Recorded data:
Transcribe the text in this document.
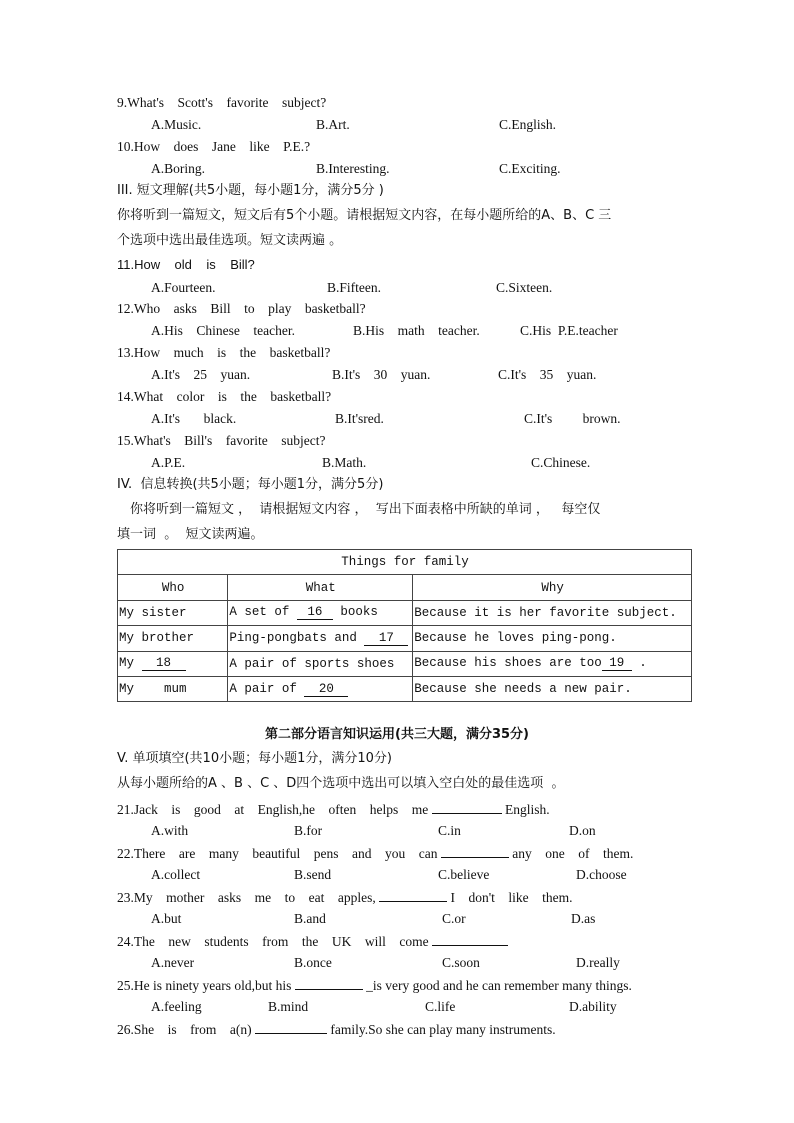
9.What's    Scott's    favorite    subject?
A.Music.	B.Art.	C.English.
10.How    does    Jane    like    P.E.?
A.Boring.	B.Interesting.	C.Exciting.
III. 短文理解(共5小题，每小题1分，满分5分 )
你将听到一篇短文，短文后有5个小题。请根据短文内容，在每小题所给的A、B、C 三
个选项中选出最佳选项。短文读两遍 。
11.How    old    is    Bill?
A.Fourteen.	B.Fifteen.	C.Sixteen.
12.Who    asks    Bill    to    play    basketball?
A.His    Chinese    teacher.	B.His    math    teacher.	C.His  P.E.teacher
13.How    much    is    the    basketball?
A.It's    25    yuan.	B.It's    30    yuan.	C.It's    35    yuan.
14.What    color    is    the    basketball?
A.It's       black.	B.It'sred.	C.It's         brown.
15.What's    Bill's    favorite    subject?
A.P.E.	B.Math.	C.Chinese.
IV.  信息转换(共5小题；每小题1分，满分5分)
你将听到一篇短文 ，  请根据短文内容 ，  写出下面表格中所缺的单词 ，   每空仅
填一词  。  短文读两遍。
Things for family		
Who	What	Why
My sister	A set of 16 books	Because it is her favorite subject.
My brother	Ping-pongbats and 17	Because he loves ping-pong.
My 18	A pair of sports shoes	Because his shoes are too 19 .
My    mum	A pair of 20	Because she needs a new pair.
第二部分语言知识运用(共三大题，满分35分)
V. 单项填空(共10小题；每小题1分，满分10分)
从每小题所给的A 、B 、C 、D四个选项中选出可以填入空白处的最佳选项  。
21.Jack    is    good    at    English,he    often    helps    me	English.
A.with	B.for	C.in	D.on
22.There    are    many    beautiful    pens    and    you    can	any    one    of    them.
A.collect	B.send	C.believe	D.choose
23.My    mother    asks    me    to    eat    apples,	I    don't    like    them.
A.but	B.and	C.or	D.as
24.The    new    students    from    the    UK    will    come
A.never	B.once	C.soon	D.really
25.He is ninety years old,but his	_is very good and he can remember many things.
A.feeling	B.mind	C.life	D.ability
26.She    is    from    a(n)	family.So she can play many instruments.
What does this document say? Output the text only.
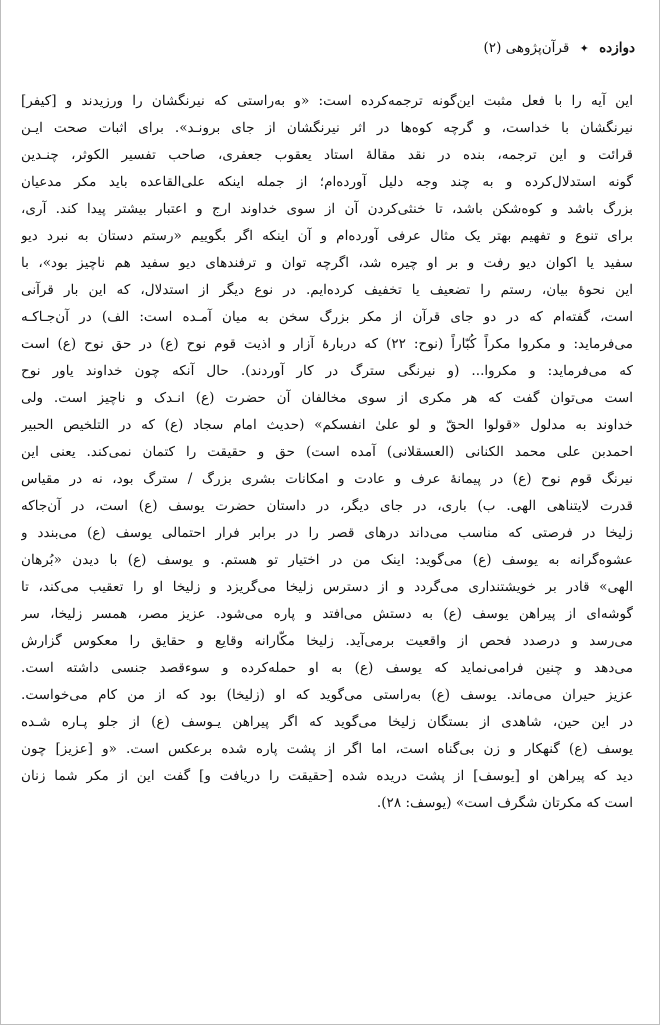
دوازده ✦ قرآن‌پژوهی (۲)
این آیه را با فعل مثبت این‌گونه ترجمه‌کرده است: «و به‌راستی که نیرنگشان را ورزیدند و [کیفر]
نیرنگشان با خداست، و گرچه کوه‌ها در اثر نیرنگشان از جای برونـد». برای اثبات صحت ایـن
قرائت و این ترجمه، بنده در نقد مقالهٔ استاد یعقوب جعفری، صاحب تفسیر الکوثر، چنـدین
گونه استدلال‌کرده و به چند وجه دلیل آورده‌ام؛ از جمله اینکه علی‌القاعده باید مکر مدعیان
بزرگ باشد و کوه‌شکن باشد، تا خنثی‌کردن آن از سوی خداوند ارج و اعتبار بیشتر پیدا کند. آری،
برای تنوع و تفهیم بهتر یک مثال عرفی آورده‌ام و آن اینکه اگر بگوییم «رستم دستان به نبرد دیو
سفید یا اکوان دیو رفت و بر او چیره شد، اگرچه توان و ترفندهای دیو سفید هم ناچیز بود»، با
این نحوهٔ بیان، رستم را تضعیف یا تخفیف کرده‌ایم. در نوع دیگر از استدلال، که این بار قرآنی
است، گفته‌ام که در دو جای قرآن از مکر بزرگ سخن به میان آمـده است: الف) در آن‌جـاکـه
می‌فرماید: و مکروا مکراً کُبّاراً (نوح: ۲۲) که دربارهٔ آزار و اذیت قوم نوح (ع) در حق نوح (ع) است
که می‌فرماید: و مکروا... (و نیرنگی سترگ در کار آوردند). حال آنکه چون خداوند یاور نوح
است می‌توان گفت که هر مکری از سوی مخالفان آن حضرت (ع) انـدک و ناچیز است. ولی
خداوند به مدلول «قولوا الحقّ و لو علیٰ انفسکم» (حدیث امام سجاد (ع) که در التلخیص الحبیر
احمدبن علی محمد الکنانی (العسقلانی) آمده است) حق و حقیقت را کتمان نمی‌کند. یعنی این
نیرنگ قوم نوح (ع) در پیمانهٔ عرف و عادت و امکانات بشری بزرگ / سترگ بود، نه در مقیاس
قدرت لایتناهی الهی. ب) باری، در جای دیگر، در داستان حضرت یوسف (ع) است، در آن‌جاکه
زلیخا در فرصتی که مناسب می‌داند درهای قصر را در برابر فرار احتمالی یوسف (ع) می‌بندد و
عشوه‌گرانه به یوسف (ع) می‌گوید: اینک من در اختیار تو هستم. و یوسف (ع) با دیدن «بُرهان
الهی» قادر بر خویشتنداری می‌گردد و از دسترس زلیخا می‌گریزد و زلیخا او را تعقیب می‌کند، تا
گوشه‌ای از پیراهن یوسف (ع) به دستش می‌افتد و پاره می‌شود. عزیز مصر، همسر زلیخا، سر
می‌رسد و درصدد فحص از واقعیت برمی‌آید. زلیخا مکّارانه وقایع و حقایق را معکوس گزارش
می‌دهد و چنین فرامی‌نماید که یوسف (ع) به او حمله‌کرده و سوءقصد جنسی داشته است.
عزیز حیران می‌ماند. یوسف (ع) به‌راستی می‌گوید که او (زلیخا) بود که از من کام می‌خواست.
در این حین، شاهدی از بستگان زلیخا می‌گوید که اگر پیراهن یـوسف (ع) از جلو پـاره شـده
یوسف (ع) گنهکار و زن بی‌گناه است، اما اگر از پشت پاره شده برعکس است. «و [عزیز] چون
دید که پیراهن او [یوسف] از پشت دریده شده [حقیقت را دریافت و] گفت این از مکر شما زنان
است که مکرتان شگرف است» (یوسف: ۲۸).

### EXERCISE BRIEF
Using the data above, copy each line that contains "asks".

### ANSWER FOR THE TASK
12.Who    asks    Bill    to    play    basketball?
23.My    mother    asks    me    to    eat    apples,	I    don't    like    them.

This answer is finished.